From the entries provided below, copy each line that contains the word "ylabel".

Figure data in JSON:

'''

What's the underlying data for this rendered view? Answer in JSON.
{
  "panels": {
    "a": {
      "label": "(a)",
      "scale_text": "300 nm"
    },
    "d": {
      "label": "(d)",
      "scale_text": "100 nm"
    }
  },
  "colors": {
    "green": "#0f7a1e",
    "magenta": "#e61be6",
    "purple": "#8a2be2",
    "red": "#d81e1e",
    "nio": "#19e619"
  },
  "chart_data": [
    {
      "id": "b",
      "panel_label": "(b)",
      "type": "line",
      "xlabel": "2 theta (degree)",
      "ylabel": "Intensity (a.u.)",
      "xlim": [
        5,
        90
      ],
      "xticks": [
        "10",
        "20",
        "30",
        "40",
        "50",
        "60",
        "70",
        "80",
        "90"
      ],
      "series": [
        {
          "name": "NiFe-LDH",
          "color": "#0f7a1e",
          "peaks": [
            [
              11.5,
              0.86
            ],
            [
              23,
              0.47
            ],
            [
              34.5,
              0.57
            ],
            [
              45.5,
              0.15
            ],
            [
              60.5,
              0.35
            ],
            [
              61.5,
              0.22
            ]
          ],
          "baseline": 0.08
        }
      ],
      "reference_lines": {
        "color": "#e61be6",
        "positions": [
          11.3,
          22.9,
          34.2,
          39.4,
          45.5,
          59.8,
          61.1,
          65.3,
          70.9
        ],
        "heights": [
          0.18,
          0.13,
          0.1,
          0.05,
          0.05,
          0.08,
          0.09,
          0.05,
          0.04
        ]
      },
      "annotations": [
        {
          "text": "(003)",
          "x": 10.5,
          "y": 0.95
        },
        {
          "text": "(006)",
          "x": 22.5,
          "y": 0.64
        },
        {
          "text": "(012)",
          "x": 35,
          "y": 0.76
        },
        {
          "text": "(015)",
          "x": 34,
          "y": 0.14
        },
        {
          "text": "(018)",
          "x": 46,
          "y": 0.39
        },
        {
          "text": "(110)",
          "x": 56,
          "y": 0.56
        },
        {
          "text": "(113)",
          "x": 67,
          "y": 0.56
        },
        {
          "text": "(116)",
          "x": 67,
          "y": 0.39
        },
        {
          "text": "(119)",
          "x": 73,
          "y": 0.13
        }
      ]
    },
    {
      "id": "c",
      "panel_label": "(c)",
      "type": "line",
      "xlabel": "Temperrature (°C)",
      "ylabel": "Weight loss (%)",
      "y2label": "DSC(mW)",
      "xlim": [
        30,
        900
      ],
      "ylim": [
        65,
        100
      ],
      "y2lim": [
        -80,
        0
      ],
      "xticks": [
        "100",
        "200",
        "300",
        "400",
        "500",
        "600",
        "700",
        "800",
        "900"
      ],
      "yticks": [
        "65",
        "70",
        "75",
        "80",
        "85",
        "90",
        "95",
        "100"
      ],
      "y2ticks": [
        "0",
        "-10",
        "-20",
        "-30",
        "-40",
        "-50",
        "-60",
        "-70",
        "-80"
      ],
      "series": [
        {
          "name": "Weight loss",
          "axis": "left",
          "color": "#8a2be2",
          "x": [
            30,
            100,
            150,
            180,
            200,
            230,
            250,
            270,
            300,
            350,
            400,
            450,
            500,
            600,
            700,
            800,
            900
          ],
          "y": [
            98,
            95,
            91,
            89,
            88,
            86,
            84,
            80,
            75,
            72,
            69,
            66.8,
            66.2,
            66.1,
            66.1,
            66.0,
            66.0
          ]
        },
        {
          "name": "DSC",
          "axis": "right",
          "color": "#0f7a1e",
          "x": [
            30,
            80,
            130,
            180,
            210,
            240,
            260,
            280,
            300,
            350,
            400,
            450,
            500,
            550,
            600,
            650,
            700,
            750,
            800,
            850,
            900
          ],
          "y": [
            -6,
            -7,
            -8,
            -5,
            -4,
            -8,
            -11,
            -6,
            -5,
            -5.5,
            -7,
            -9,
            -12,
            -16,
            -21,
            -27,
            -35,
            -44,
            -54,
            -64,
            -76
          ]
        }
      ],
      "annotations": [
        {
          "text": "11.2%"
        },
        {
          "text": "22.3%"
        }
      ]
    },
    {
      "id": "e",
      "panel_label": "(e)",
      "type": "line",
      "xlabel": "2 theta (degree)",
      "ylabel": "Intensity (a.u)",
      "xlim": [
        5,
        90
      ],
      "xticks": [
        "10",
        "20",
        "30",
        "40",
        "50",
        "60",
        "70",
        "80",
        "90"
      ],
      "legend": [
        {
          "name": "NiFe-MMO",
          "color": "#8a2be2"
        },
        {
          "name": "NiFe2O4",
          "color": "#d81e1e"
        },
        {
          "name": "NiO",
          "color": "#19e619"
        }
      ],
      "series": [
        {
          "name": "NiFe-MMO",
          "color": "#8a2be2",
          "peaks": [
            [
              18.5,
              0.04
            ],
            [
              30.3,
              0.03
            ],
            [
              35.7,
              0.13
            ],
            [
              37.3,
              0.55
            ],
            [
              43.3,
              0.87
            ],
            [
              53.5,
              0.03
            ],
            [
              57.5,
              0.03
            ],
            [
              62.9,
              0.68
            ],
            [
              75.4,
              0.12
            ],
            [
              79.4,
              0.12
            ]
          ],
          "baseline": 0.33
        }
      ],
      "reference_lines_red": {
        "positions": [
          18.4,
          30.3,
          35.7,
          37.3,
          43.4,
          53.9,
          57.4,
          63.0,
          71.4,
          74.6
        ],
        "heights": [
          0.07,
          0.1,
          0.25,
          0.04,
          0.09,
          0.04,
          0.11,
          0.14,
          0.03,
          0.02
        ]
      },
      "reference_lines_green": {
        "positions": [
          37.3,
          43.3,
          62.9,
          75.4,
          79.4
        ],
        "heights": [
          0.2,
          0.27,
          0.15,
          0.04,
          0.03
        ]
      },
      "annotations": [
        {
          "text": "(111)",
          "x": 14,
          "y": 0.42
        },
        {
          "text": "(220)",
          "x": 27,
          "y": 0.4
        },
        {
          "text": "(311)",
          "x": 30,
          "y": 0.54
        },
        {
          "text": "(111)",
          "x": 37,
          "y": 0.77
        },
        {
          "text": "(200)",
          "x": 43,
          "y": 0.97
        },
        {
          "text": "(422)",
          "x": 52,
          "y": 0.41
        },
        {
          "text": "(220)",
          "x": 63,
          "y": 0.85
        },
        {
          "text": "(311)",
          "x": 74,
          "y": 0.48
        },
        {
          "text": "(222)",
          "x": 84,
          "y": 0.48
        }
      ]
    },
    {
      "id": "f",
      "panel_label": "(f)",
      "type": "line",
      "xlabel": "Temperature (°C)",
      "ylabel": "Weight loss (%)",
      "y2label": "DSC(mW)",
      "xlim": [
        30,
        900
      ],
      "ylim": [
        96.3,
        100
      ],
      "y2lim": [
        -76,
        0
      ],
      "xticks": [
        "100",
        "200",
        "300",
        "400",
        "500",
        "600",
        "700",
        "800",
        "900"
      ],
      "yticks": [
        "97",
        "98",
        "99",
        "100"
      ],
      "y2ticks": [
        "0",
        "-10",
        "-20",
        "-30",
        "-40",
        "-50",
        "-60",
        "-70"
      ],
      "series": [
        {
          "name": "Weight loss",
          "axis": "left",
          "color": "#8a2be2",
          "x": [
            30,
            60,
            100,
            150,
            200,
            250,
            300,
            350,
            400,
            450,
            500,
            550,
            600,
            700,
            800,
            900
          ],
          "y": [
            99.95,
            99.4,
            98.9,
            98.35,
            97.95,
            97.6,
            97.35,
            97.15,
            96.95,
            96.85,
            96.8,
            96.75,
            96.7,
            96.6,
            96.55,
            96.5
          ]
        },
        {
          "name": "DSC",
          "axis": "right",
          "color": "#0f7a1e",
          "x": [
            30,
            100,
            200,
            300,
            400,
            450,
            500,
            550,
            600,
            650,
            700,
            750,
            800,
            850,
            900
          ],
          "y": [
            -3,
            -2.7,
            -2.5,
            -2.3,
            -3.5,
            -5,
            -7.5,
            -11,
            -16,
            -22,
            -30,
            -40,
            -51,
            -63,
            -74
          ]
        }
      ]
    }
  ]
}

'''

- [Solved exercise]:
      "ylabel": "Intensity (a.u.)",
      "ylabel": "Weight loss (%)",
      "ylabel": "Intensity (a.u)",
      "ylabel": "Weight loss (%)",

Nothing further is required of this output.